Make an exact copy of all the entries, but do not reproduce the pictures.
□ □ □ □ □
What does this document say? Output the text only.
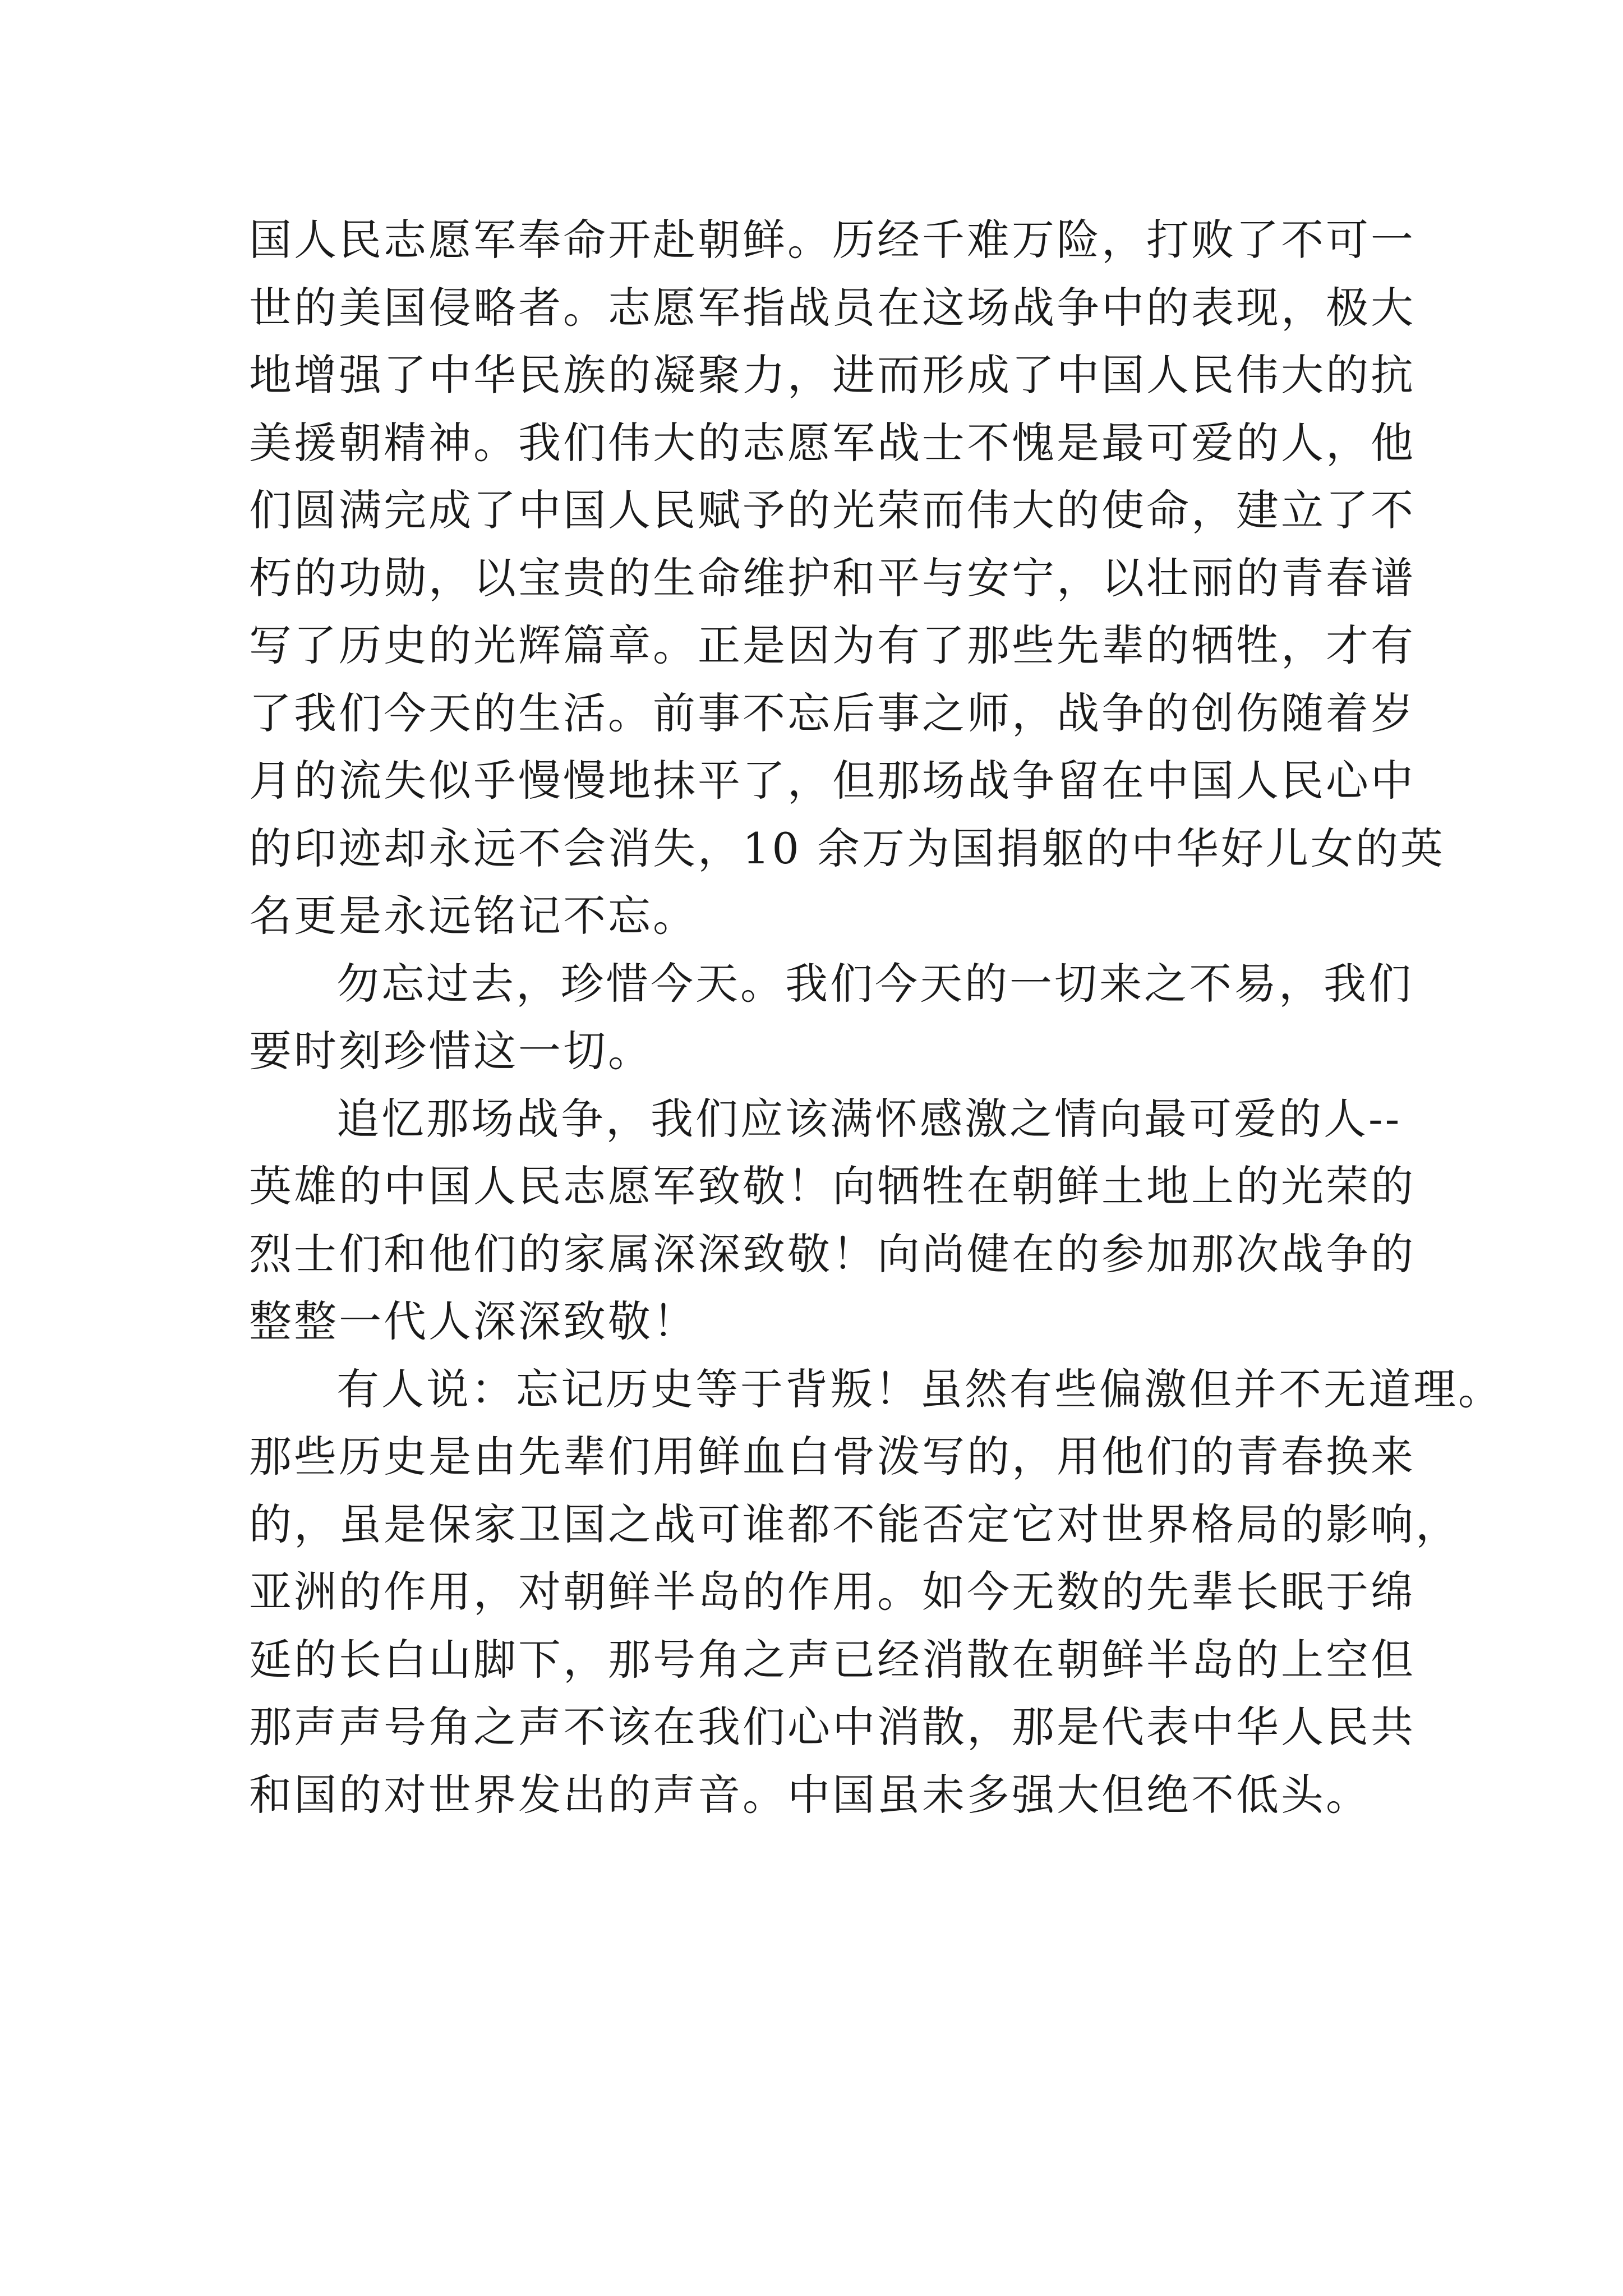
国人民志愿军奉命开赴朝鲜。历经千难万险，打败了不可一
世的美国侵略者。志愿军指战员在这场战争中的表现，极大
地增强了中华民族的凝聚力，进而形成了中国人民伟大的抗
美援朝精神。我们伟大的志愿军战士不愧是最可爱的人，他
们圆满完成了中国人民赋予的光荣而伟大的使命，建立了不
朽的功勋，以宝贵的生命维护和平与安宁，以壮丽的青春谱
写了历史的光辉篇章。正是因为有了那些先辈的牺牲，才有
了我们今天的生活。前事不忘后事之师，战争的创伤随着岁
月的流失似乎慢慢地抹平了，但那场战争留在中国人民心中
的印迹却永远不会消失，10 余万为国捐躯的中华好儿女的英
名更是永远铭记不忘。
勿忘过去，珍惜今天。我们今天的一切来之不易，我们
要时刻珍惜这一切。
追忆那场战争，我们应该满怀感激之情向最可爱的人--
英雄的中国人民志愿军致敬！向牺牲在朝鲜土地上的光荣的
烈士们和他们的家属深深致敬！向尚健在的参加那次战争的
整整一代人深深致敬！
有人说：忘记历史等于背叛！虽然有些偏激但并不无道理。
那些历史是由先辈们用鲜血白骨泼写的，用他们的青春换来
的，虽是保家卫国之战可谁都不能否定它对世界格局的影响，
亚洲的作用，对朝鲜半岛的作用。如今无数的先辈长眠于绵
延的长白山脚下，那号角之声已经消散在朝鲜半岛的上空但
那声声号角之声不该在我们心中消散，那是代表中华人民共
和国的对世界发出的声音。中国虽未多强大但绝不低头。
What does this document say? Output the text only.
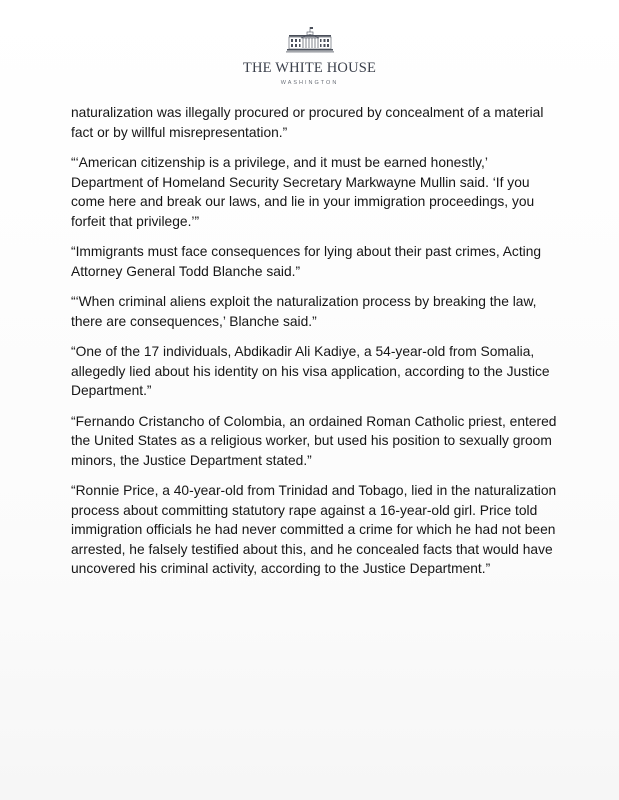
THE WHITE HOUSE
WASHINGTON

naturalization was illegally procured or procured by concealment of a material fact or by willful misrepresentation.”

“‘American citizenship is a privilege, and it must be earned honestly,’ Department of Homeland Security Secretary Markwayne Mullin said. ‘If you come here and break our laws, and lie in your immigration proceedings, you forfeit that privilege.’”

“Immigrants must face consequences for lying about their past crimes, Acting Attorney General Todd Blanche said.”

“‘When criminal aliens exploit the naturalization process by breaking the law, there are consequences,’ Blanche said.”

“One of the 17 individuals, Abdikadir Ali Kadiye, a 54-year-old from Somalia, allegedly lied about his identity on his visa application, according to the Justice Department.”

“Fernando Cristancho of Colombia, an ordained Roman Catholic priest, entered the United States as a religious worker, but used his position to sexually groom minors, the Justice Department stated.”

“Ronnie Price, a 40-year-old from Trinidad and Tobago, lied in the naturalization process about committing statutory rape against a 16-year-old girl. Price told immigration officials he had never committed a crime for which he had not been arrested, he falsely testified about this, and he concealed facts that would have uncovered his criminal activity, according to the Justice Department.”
□ □ □ □ □
*WORKED ANSWER:*
What does this document say? Output the text only.
国人民志愿军奉命开赴朝鲜。历经千难万险，打败了不可一
世的美国侵略者。志愿军指战员在这场战争中的表现，极大
地增强了中华民族的凝聚力，进而形成了中国人民伟大的抗
美援朝精神。我们伟大的志愿军战士不愧是最可爱的人，他
们圆满完成了中国人民赋予的光荣而伟大的使命，建立了不
朽的功勋，以宝贵的生命维护和平与安宁，以壮丽的青春谱
写了历史的光辉篇章。正是因为有了那些先辈的牺牲，才有
了我们今天的生活。前事不忘后事之师，战争的创伤随着岁
月的流失似乎慢慢地抹平了，但那场战争留在中国人民心中
的印迹却永远不会消失，10 余万为国捐躯的中华好儿女的英
名更是永远铭记不忘。
勿忘过去，珍惜今天。我们今天的一切来之不易，我们
要时刻珍惜这一切。
追忆那场战争，我们应该满怀感激之情向最可爱的人--
英雄的中国人民志愿军致敬！向牺牲在朝鲜土地上的光荣的
烈士们和他们的家属深深致敬！向尚健在的参加那次战争的
整整一代人深深致敬！
有人说：忘记历史等于背叛！虽然有些偏激但并不无道理。
那些历史是由先辈们用鲜血白骨泼写的，用他们的青春换来
的，虽是保家卫国之战可谁都不能否定它对世界格局的影响，
亚洲的作用，对朝鲜半岛的作用。如今无数的先辈长眠于绵
延的长白山脚下，那号角之声已经消散在朝鲜半岛的上空但
那声声号角之声不该在我们心中消散，那是代表中华人民共
和国的对世界发出的声音。中国虽未多强大但绝不低头。
What does this document say? Output the text only.
THE WHITE HOUSE
WASHINGTON

naturalization was illegally procured or procured by concealment of a material fact or by willful misrepresentation.”

“‘American citizenship is a privilege, and it must be earned honestly,’ Department of Homeland Security Secretary Markwayne Mullin said. ‘If you come here and break our laws, and lie in your immigration proceedings, you forfeit that privilege.’”

“Immigrants must face consequences for lying about their past crimes, Acting Attorney General Todd Blanche said.”

“‘When criminal aliens exploit the naturalization process by breaking the law, there are consequences,’ Blanche said.”

“One of the 17 individuals, Abdikadir Ali Kadiye, a 54-year-old from Somalia, allegedly lied about his identity on his visa application, according to the Justice Department.”

“Fernando Cristancho of Colombia, an ordained Roman Catholic priest, entered the United States as a religious worker, but used his position to sexually groom minors, the Justice Department stated.”

“Ronnie Price, a 40-year-old from Trinidad and Tobago, lied in the naturalization process about committing statutory rape against a 16-year-old girl. Price told immigration officials he had never committed a crime for which he had not been arrested, he falsely testified about this, and he concealed facts that would have uncovered his criminal activity, according to the Justice Department.”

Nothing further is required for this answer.